(Collection entries)
-.-.-

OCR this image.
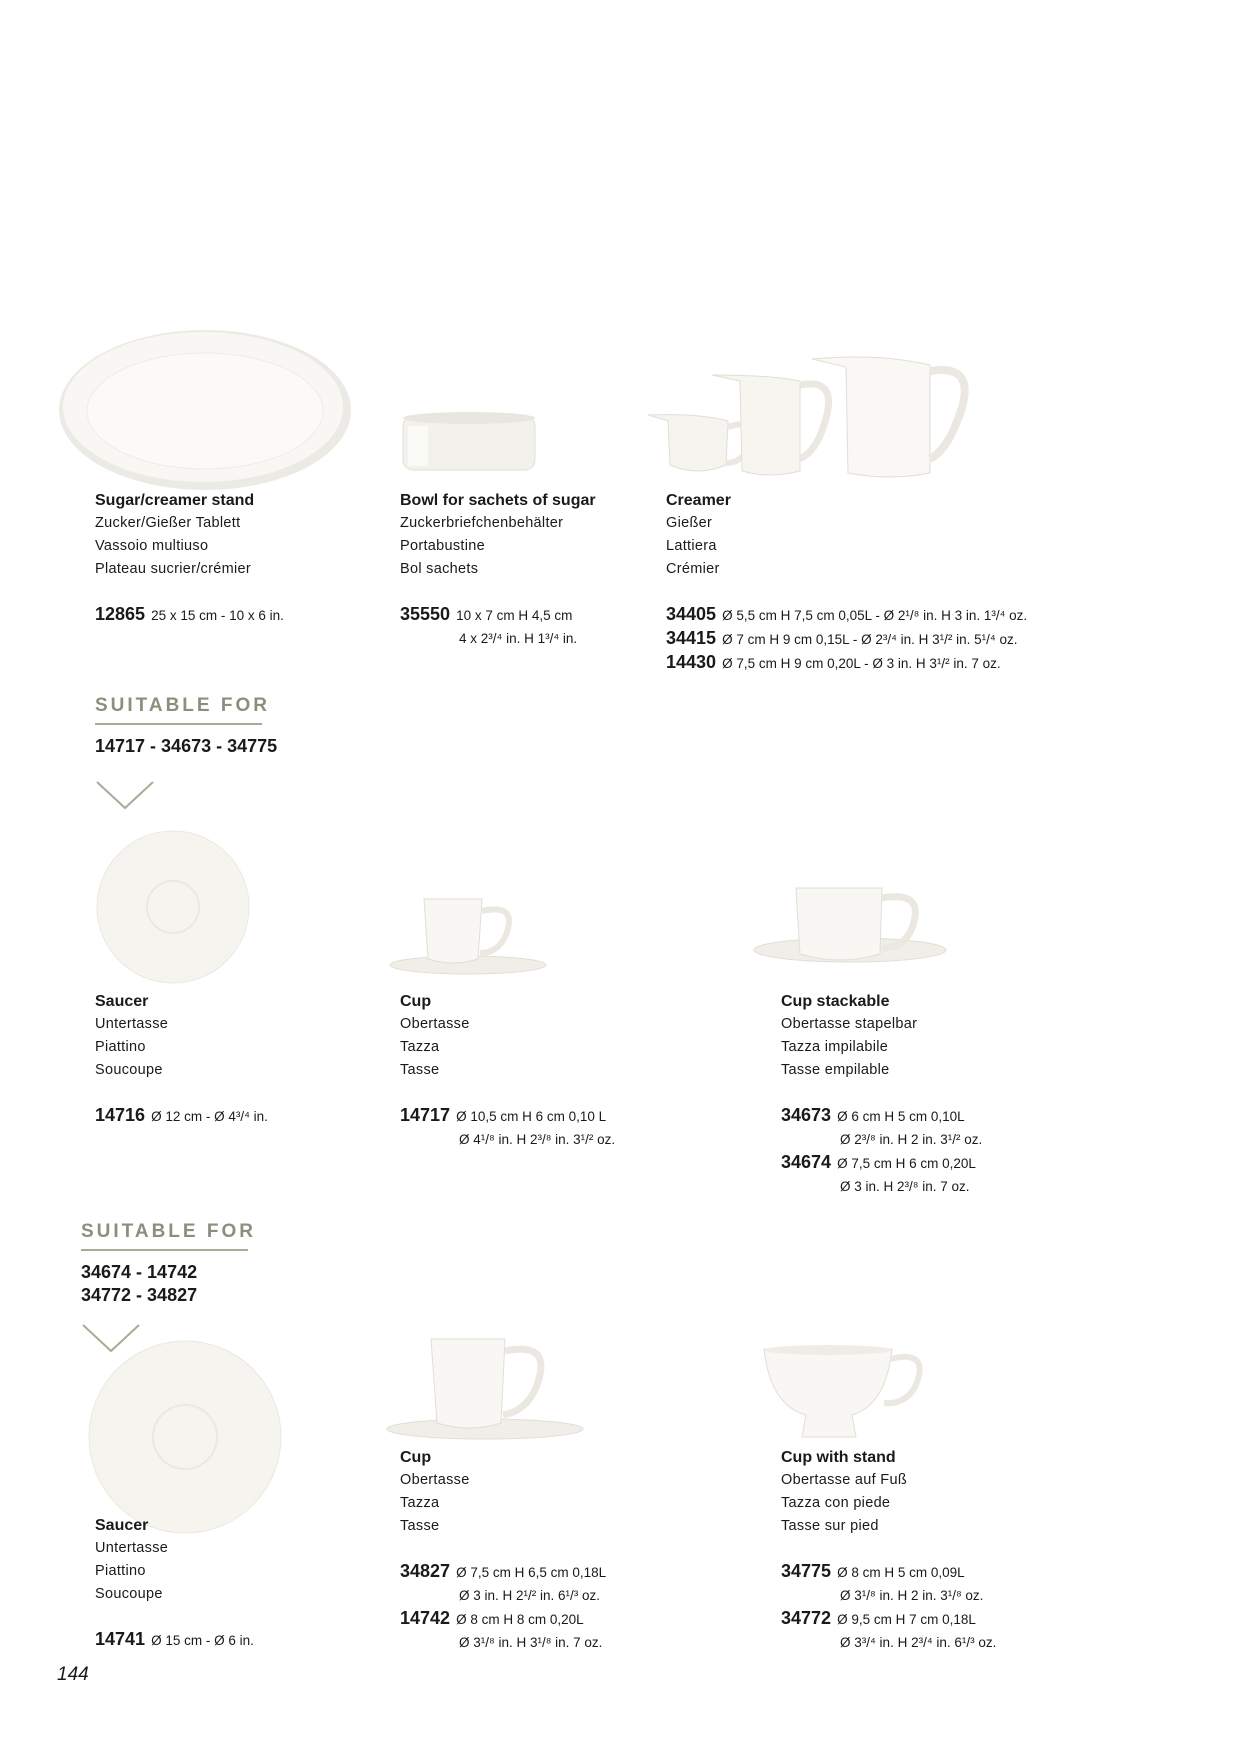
Sugar/creamer stand
Zucker/Gießer Tablett
Vassoio multiuso
Plateau sucrier/crémier
12865 25 x 15 cm - 10 x 6 in.
Bowl for sachets of sugar
Zuckerbriefchenbehälter
Portabustine
Bol sachets
35550 10 x 7 cm H 4,5 cm
4 x 2³/⁴ in. H 1³/⁴ in.
Creamer
Gießer
Lattiera
Crémier
34405 Ø 5,5 cm H 7,5 cm 0,05L - Ø 2¹/⁸ in. H 3 in. 1³/⁴ oz.
34415 Ø 7 cm H 9 cm 0,15L - Ø 2³/⁴ in. H 3¹/² in. 5¹/⁴ oz.
14430 Ø 7,5 cm H 9 cm 0,20L - Ø 3 in. H 3¹/² in. 7 oz.
SUITABLE FOR
14717 - 34673 - 34775
Saucer
Untertasse
Piattino
Soucoupe
14716 Ø 12 cm - Ø 4³/⁴ in.
Cup
Obertasse
Tazza
Tasse
14717 Ø 10,5 cm H 6 cm 0,10 L
Ø 4¹/⁸ in. H 2³/⁸ in. 3¹/² oz.
Cup stackable
Obertasse stapelbar
Tazza impilabile
Tasse empilable
34673 Ø 6 cm H 5 cm 0,10L
Ø 2³/⁸ in. H 2 in. 3¹/² oz.
34674 Ø 7,5 cm H 6 cm 0,20L
Ø 3 in. H 2³/⁸ in. 7 oz.
SUITABLE FOR
34674 - 14742
34772 - 34827
Saucer
Untertasse
Piattino
Soucoupe
14741 Ø 15 cm - Ø 6 in.
Cup
Obertasse
Tazza
Tasse
34827 Ø 7,5 cm H 6,5 cm 0,18L
Ø 3 in. H 2¹/² in. 6¹/³ oz.
14742 Ø 8 cm H 8 cm 0,20L
Ø 3¹/⁸ in. H 3¹/⁸ in. 7 oz.
Cup with stand
Obertasse auf Fuß
Tazza con piede
Tasse sur pied
34775 Ø 8 cm H 5 cm 0,09L
Ø 3¹/⁸ in. H 2 in. 3¹/⁸ oz.
34772 Ø 9,5 cm H 7 cm 0,18L
Ø 3³/⁴ in. H 2³/⁴ in. 6¹/³ oz.
144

-.-.-

--- GIVEN REQUEST ---
Where a line above contains the word "Obertasse", copy that line.

--- TASK SOLUTION ---
Obertasse
Obertasse stapelbar
Obertasse
Obertasse auf Fuß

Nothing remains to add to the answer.